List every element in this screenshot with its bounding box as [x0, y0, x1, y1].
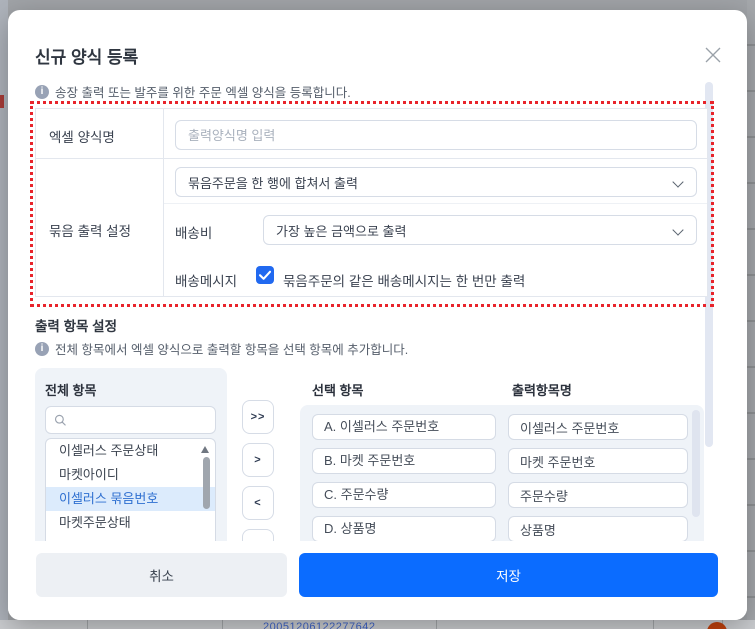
bg-table-line: [436, 620, 437, 629]
list-item[interactable]: 마켓주문상태: [46, 511, 215, 535]
excel-format-name-input[interactable]: [188, 127, 684, 143]
delivery-message-checkbox-label: 묶음주문의 같은 배송메시지는 한 번만 출력: [283, 274, 526, 289]
panel-scrollbar-thumb[interactable]: [692, 410, 700, 517]
output-items-info-row: i 전체 항목에서 엑셀 양식으로 출력할 항목을 선택 항목에 추가합니다.: [35, 339, 408, 358]
dimmed-page-bottom: [0, 620, 755, 629]
move-all-right-button[interactable]: >>: [242, 400, 274, 434]
info-icon: i: [35, 341, 49, 356]
list-scrollbar-thumb[interactable]: [203, 457, 210, 509]
delivery-message-checkbox[interactable]: [256, 266, 274, 284]
output-name-field-wrap: [508, 448, 688, 474]
all-items-panel: 전체 항목 이셀러스 주문상태 마켓아이디 이셀러스 묶음번호 마켓주문상태: [35, 368, 227, 555]
shipping-fee-dropdown[interactable]: 가장 높은 금액으로 출력: [263, 215, 697, 245]
new-format-modal: 신규 양식 등록 i 송장 출력 또는 발주를 위한 주문 엑셀 양식을 등록합…: [8, 10, 747, 620]
table-subrow-separator: [164, 203, 707, 204]
selected-items-title: 선택 항목: [312, 383, 364, 398]
output-items-info-text: 전체 항목에서 엑셀 양식으로 출력할 항목을 선택 항목에 추가합니다.: [55, 343, 409, 357]
modal-title: 신규 양식 등록: [35, 48, 139, 67]
bundle-merge-dropdown-value: 묶음주문을 한 행에 합쳐서 출력: [188, 175, 358, 191]
move-left-button[interactable]: <: [242, 486, 274, 520]
all-items-search[interactable]: [45, 406, 216, 434]
selected-item[interactable]: B. 마켓 주문번호: [312, 448, 496, 474]
all-items-title: 전체 항목: [45, 383, 97, 398]
all-items-search-input[interactable]: [72, 413, 207, 427]
info-icon: i: [35, 84, 49, 99]
shipping-fee-label: 배송비: [175, 226, 213, 241]
output-name-input[interactable]: [520, 521, 676, 537]
output-name-field-wrap: [508, 414, 688, 440]
bg-table-line: [222, 620, 223, 629]
bg-table-line: [653, 620, 654, 629]
bundle-output-settings-label: 묶음 출력 설정: [49, 224, 132, 239]
list-item[interactable]: 이셀러스 주문상태: [46, 439, 215, 463]
output-name-input[interactable]: [520, 453, 676, 469]
bundle-merge-dropdown[interactable]: 묶음주문을 한 행에 합쳐서 출력: [175, 167, 697, 197]
chevron-down-icon: [672, 176, 684, 188]
table-row-separator: [36, 158, 707, 159]
output-name-input[interactable]: [520, 419, 676, 435]
output-name-field-wrap: [508, 516, 688, 542]
modal-footer: 취소 저장: [8, 541, 747, 620]
excel-format-name-label: 엑셀 양식명: [49, 130, 115, 145]
list-item-selected[interactable]: 이셀러스 묶음번호: [46, 487, 215, 511]
output-items-heading: 출력 항목 설정: [35, 319, 118, 334]
selected-item[interactable]: A. 이셀러스 주문번호: [312, 414, 496, 440]
modal-info-row: i 송장 출력 또는 발주를 위한 주문 엑셀 양식을 등록합니다.: [35, 82, 351, 101]
cancel-button[interactable]: 취소: [36, 553, 287, 597]
output-name-title: 출력항목명: [512, 383, 572, 398]
screen: 20051206122277642 신규 양식 등록 i 송장 출력 또는 발주…: [0, 0, 755, 629]
delivery-message-label: 배송메시지: [175, 274, 238, 289]
scroll-up-icon[interactable]: [201, 446, 209, 453]
modal-info-text: 송장 출력 또는 발주를 위한 주문 엑셀 양식을 등록합니다.: [55, 86, 351, 100]
save-button[interactable]: 저장: [299, 553, 718, 597]
excel-format-name-field-wrap: [175, 120, 697, 150]
output-name-field-wrap: [508, 482, 688, 508]
selected-item[interactable]: D. 상품명: [312, 516, 496, 542]
output-name-input[interactable]: [520, 487, 676, 503]
close-icon[interactable]: [702, 44, 724, 66]
all-items-list: 이셀러스 주문상태 마켓아이디 이셀러스 묶음번호 마켓주문상태: [45, 438, 216, 555]
list-item[interactable]: 마켓아이디: [46, 463, 215, 487]
bg-order-number-link: 20051206122277642: [263, 621, 376, 629]
dimmed-page-right: [747, 0, 755, 629]
dimmed-red-element: [0, 95, 4, 108]
format-settings-table: 엑셀 양식명 묶음 출력 설정 묶음주문을 한 행에 합쳐서 출력 배송비 가장…: [35, 108, 708, 297]
shipping-fee-dropdown-value: 가장 높은 금액으로 출력: [276, 223, 407, 239]
chevron-down-icon: [672, 224, 684, 236]
bg-table-line: [87, 620, 88, 629]
check-icon: [258, 270, 272, 280]
search-icon: [54, 414, 66, 426]
selected-item[interactable]: C. 주문수량: [312, 482, 496, 508]
move-right-button[interactable]: >: [242, 443, 274, 477]
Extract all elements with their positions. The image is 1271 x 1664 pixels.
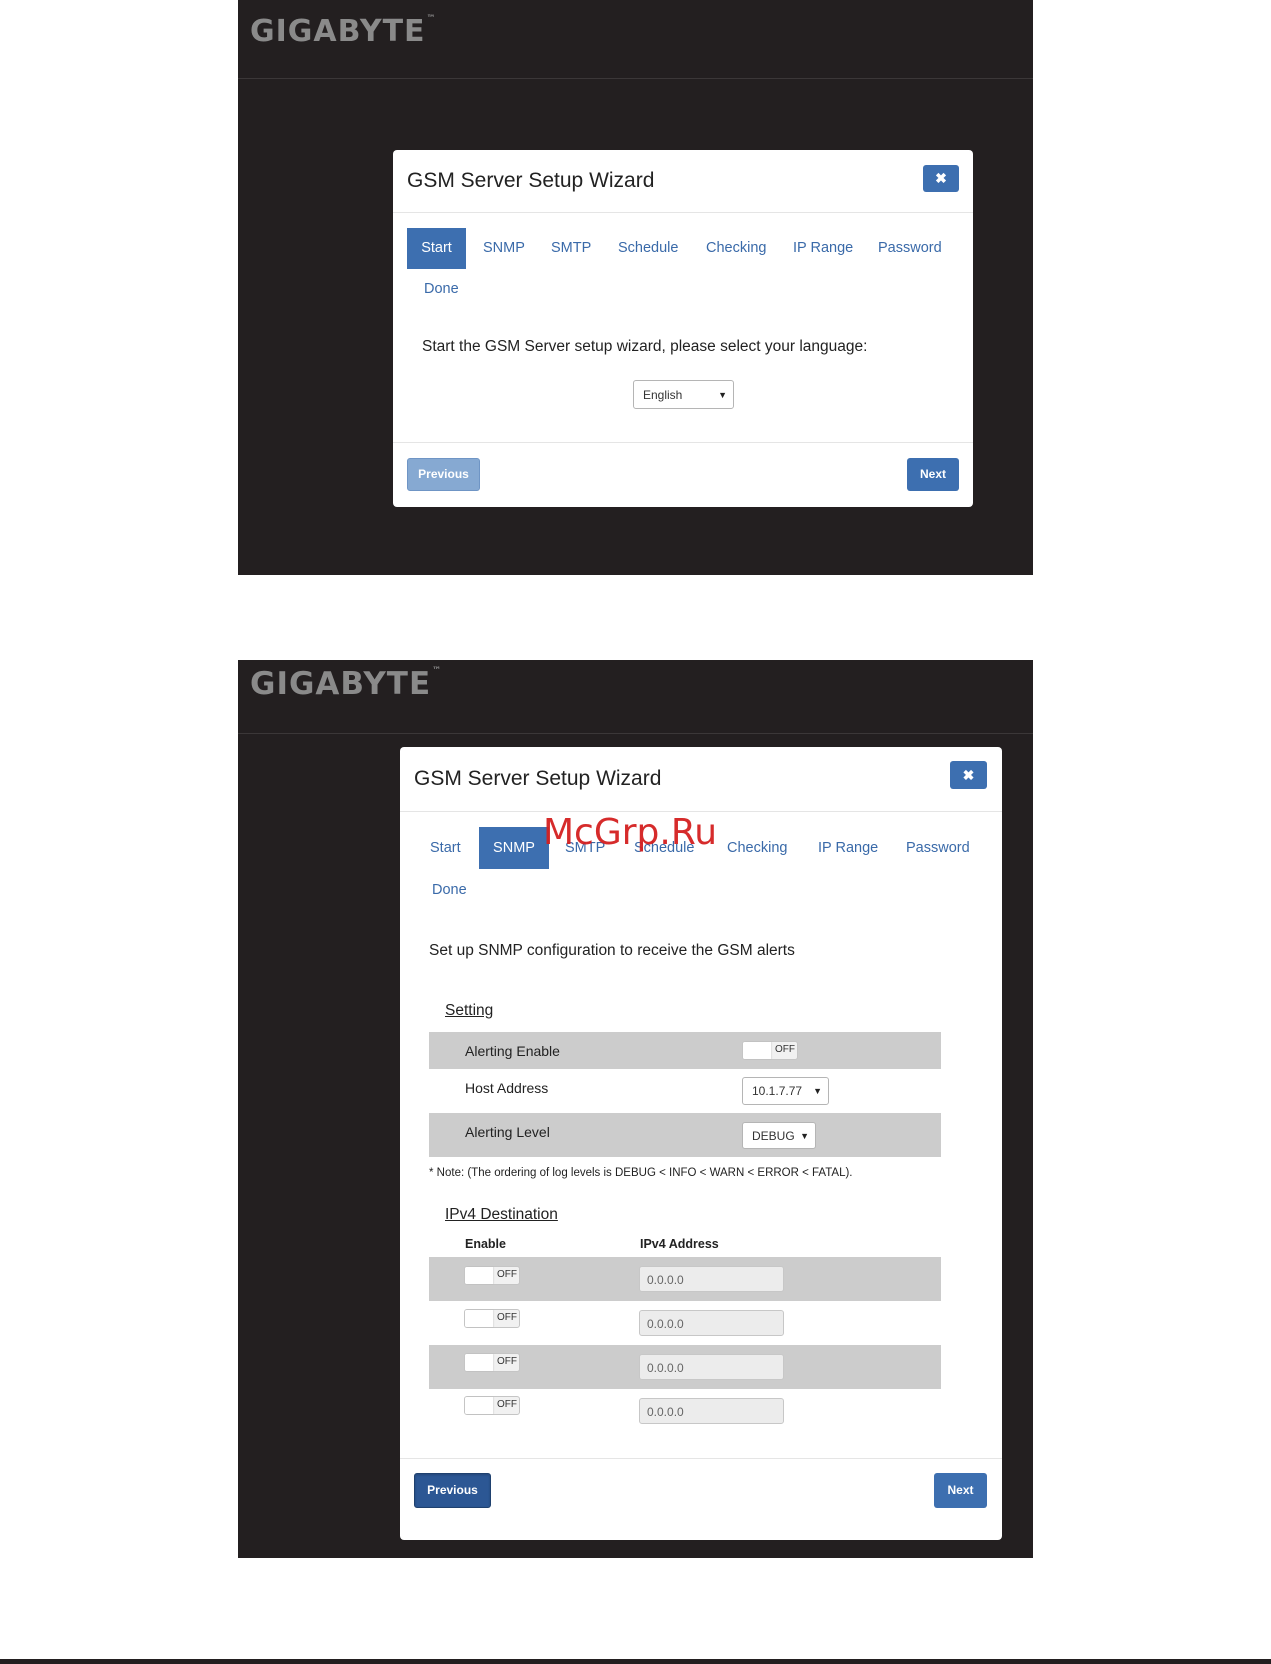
gigabyte-logo: GIGABYTE™: [250, 666, 443, 702]
destination-ip-input[interactable]: 0.0.0.0: [639, 1354, 784, 1380]
previous-button[interactable]: Previous: [414, 1473, 491, 1508]
chevron-down-icon: ▼: [813, 1086, 822, 1096]
destination-row: OFF 0.0.0.0: [429, 1257, 941, 1301]
alerting-level-select[interactable]: DEBUG ▼: [742, 1122, 816, 1149]
destination-row: OFF 0.0.0.0: [429, 1301, 941, 1345]
tab-done[interactable]: Done: [432, 882, 467, 898]
host-address-row: Host Address 10.1.7.77 ▼: [429, 1069, 941, 1113]
col-address-header: IPv4 Address: [640, 1237, 719, 1251]
chevron-down-icon: ▼: [718, 389, 727, 400]
alerting-enable-toggle[interactable]: OFF: [742, 1041, 798, 1060]
tab-password[interactable]: Password: [906, 840, 970, 856]
destination-ip-input[interactable]: 0.0.0.0: [639, 1398, 784, 1424]
col-enable-header: Enable: [465, 1237, 506, 1251]
modal-title: GSM Server Setup Wizard: [407, 169, 655, 192]
modal-title: GSM Server Setup Wizard: [414, 767, 662, 790]
modal-footer: Previous Next: [400, 1458, 1002, 1541]
tab-snmp[interactable]: SNMP: [479, 827, 549, 869]
tab-ip-range[interactable]: IP Range: [793, 240, 853, 256]
close-button[interactable]: ✖: [923, 165, 959, 192]
destination-row: OFF 0.0.0.0: [429, 1345, 941, 1389]
log-level-note: * Note: (The ordering of log levels is D…: [429, 1167, 853, 1179]
setup-wizard-modal: GSM Server Setup Wizard ✖ Start SNMP SMT…: [400, 747, 1002, 1540]
destination-ip-input[interactable]: 0.0.0.0: [639, 1266, 784, 1292]
destination-row: OFF 0.0.0.0: [429, 1389, 941, 1433]
tab-start[interactable]: Start: [407, 228, 466, 269]
screenshot-start-step: GIGABYTE™ GSM Server Setup Wizard ✖ Star…: [238, 0, 1033, 575]
screenshot-snmp-step: GIGABYTE™ GSM Server Setup Wizard ✖ Star…: [238, 660, 1033, 1558]
gigabyte-logo: GIGABYTE™: [250, 14, 437, 49]
language-prompt: Start the GSM Server setup wizard, pleas…: [422, 338, 868, 355]
alerting-level-label: Alerting Level: [465, 1124, 550, 1140]
destination-enable-toggle[interactable]: OFF: [464, 1309, 520, 1328]
destination-enable-toggle[interactable]: OFF: [464, 1396, 520, 1415]
tab-checking[interactable]: Checking: [727, 840, 787, 856]
tab-ip-range[interactable]: IP Range: [818, 840, 878, 856]
alerting-enable-row: Alerting Enable OFF: [429, 1032, 941, 1069]
tab-checking[interactable]: Checking: [706, 240, 766, 256]
tab-snmp[interactable]: SNMP: [483, 240, 525, 256]
tab-password[interactable]: Password: [878, 240, 942, 256]
page-bottom-rule: [0, 1659, 1271, 1664]
alerting-level-row: Alerting Level DEBUG ▼: [429, 1113, 941, 1157]
close-button[interactable]: ✖: [950, 761, 987, 789]
watermark-text: McGrp.Ru: [543, 812, 718, 853]
next-button[interactable]: Next: [907, 458, 959, 491]
tab-smtp[interactable]: SMTP: [551, 240, 591, 256]
tab-schedule[interactable]: Schedule: [618, 240, 678, 256]
next-button[interactable]: Next: [934, 1473, 987, 1508]
tab-start[interactable]: Start: [430, 840, 461, 856]
alerting-enable-label: Alerting Enable: [465, 1043, 560, 1059]
destination-enable-toggle[interactable]: OFF: [464, 1353, 520, 1372]
ipv4-heading: IPv4 Destination: [445, 1206, 558, 1223]
host-address-select[interactable]: 10.1.7.77 ▼: [742, 1077, 829, 1105]
setting-heading: Setting: [445, 1002, 494, 1019]
modal-header: GSM Server Setup Wizard ✖: [393, 150, 973, 213]
modal-footer: Previous Next: [393, 442, 973, 508]
language-select[interactable]: English ▼: [633, 380, 734, 409]
tab-done[interactable]: Done: [424, 281, 459, 297]
previous-button[interactable]: Previous: [407, 458, 480, 491]
header-divider: [238, 78, 1033, 79]
destination-enable-toggle[interactable]: OFF: [464, 1266, 520, 1285]
setup-wizard-modal: GSM Server Setup Wizard ✖ Start SNMP SMT…: [393, 150, 973, 507]
destination-ip-input[interactable]: 0.0.0.0: [639, 1310, 784, 1336]
snmp-intro: Set up SNMP configuration to receive the…: [429, 942, 795, 959]
modal-header: GSM Server Setup Wizard ✖: [400, 747, 1002, 812]
header-divider: [238, 733, 1033, 734]
host-address-label: Host Address: [465, 1080, 549, 1096]
chevron-down-icon: ▼: [800, 1130, 809, 1141]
□ □ □
Count the lines in the records above that contain the string "enable", treating uppercase and lowercase letters as different. Give only the number.

= ANSWER TO THIS PROBLEM =
8